■ Required task
Every entry must be duplicated precisely as written.
┌─ Provided data
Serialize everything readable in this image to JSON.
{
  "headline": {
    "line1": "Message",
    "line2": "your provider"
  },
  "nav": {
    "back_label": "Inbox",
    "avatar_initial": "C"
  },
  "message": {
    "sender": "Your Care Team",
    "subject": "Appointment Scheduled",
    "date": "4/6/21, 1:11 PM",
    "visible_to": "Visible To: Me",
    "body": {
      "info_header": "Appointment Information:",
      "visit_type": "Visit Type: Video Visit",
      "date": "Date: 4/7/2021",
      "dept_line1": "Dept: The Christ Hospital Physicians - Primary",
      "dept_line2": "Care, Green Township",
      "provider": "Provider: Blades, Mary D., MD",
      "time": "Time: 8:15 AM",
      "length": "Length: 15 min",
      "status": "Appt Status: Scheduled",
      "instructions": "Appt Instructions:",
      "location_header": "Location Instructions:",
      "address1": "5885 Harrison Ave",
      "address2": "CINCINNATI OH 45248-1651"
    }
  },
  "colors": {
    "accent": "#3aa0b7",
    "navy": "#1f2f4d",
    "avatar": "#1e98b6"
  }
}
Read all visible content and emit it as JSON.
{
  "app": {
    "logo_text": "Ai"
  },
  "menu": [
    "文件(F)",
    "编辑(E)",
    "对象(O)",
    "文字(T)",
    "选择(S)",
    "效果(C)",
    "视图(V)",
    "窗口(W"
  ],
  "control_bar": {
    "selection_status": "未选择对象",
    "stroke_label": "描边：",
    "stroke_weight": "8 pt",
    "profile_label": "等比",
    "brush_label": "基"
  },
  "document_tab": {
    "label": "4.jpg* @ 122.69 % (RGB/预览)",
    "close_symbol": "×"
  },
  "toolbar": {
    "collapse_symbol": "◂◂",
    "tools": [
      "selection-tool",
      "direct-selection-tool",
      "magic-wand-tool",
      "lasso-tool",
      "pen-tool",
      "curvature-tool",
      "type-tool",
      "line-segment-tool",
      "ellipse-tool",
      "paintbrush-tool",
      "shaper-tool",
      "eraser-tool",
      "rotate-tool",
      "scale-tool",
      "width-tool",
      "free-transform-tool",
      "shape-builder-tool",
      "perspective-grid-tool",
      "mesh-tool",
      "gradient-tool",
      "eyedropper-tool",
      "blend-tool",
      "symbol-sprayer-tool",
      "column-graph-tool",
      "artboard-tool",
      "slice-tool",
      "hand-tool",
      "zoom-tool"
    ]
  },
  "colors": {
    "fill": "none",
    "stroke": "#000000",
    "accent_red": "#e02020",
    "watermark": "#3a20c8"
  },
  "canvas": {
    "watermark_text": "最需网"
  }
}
└─
■ Task result
Serialize everything readable in this image to JSON.
{
  "headline": {
    "line1": "Message",
    "line2": "your provider"
  },
  "nav": {
    "back_label": "Inbox",
    "avatar_initial": "C"
  },
  "message": {
    "sender": "Your Care Team",
    "subject": "Appointment Scheduled",
    "date": "4/6/21, 1:11 PM",
    "visible_to": "Visible To: Me",
    "body": {
      "info_header": "Appointment Information:",
      "visit_type": "Visit Type: Video Visit",
      "date": "Date: 4/7/2021",
      "dept_line1": "Dept: The Christ Hospital Physicians - Primary",
      "dept_line2": "Care, Green Township",
      "provider": "Provider: Blades, Mary D., MD",
      "time": "Time: 8:15 AM",
      "length": "Length: 15 min",
      "status": "Appt Status: Scheduled",
      "instructions": "Appt Instructions:",
      "location_header": "Location Instructions:",
      "address1": "5885 Harrison Ave",
      "address2": "CINCINNATI OH 45248-1651"
    }
  },
  "colors": {
    "accent": "#3aa0b7",
    "navy": "#1f2f4d",
    "avatar": "#1e98b6"
  }
}
Read all visible content and emit it as JSON.
{
  "app": {
    "logo_text": "Ai"
  },
  "menu": [
    "文件(F)",
    "编辑(E)",
    "对象(O)",
    "文字(T)",
    "选择(S)",
    "效果(C)",
    "视图(V)",
    "窗口(W"
  ],
  "control_bar": {
    "selection_status": "未选择对象",
    "stroke_label": "描边：",
    "stroke_weight": "8 pt",
    "profile_label": "等比",
    "brush_label": "基"
  },
  "document_tab": {
    "label": "4.jpg* @ 122.69 % (RGB/预览)",
    "close_symbol": "×"
  },
  "toolbar": {
    "collapse_symbol": "◂◂",
    "tools": [
      "selection-tool",
      "direct-selection-tool",
      "magic-wand-tool",
      "lasso-tool",
      "pen-tool",
      "curvature-tool",
      "type-tool",
      "line-segment-tool",
      "ellipse-tool",
      "paintbrush-tool",
      "shaper-tool",
      "eraser-tool",
      "rotate-tool",
      "scale-tool",
      "width-tool",
      "free-transform-tool",
      "shape-builder-tool",
      "perspective-grid-tool",
      "mesh-tool",
      "gradient-tool",
      "eyedropper-tool",
      "blend-tool",
      "symbol-sprayer-tool",
      "column-graph-tool",
      "artboard-tool",
      "slice-tool",
      "hand-tool",
      "zoom-tool"
    ]
  },
  "colors": {
    "fill": "none",
    "stroke": "#000000",
    "accent_red": "#e02020",
    "watermark": "#3a20c8"
  },
  "canvas": {
    "watermark_text": "最需网"
  }
}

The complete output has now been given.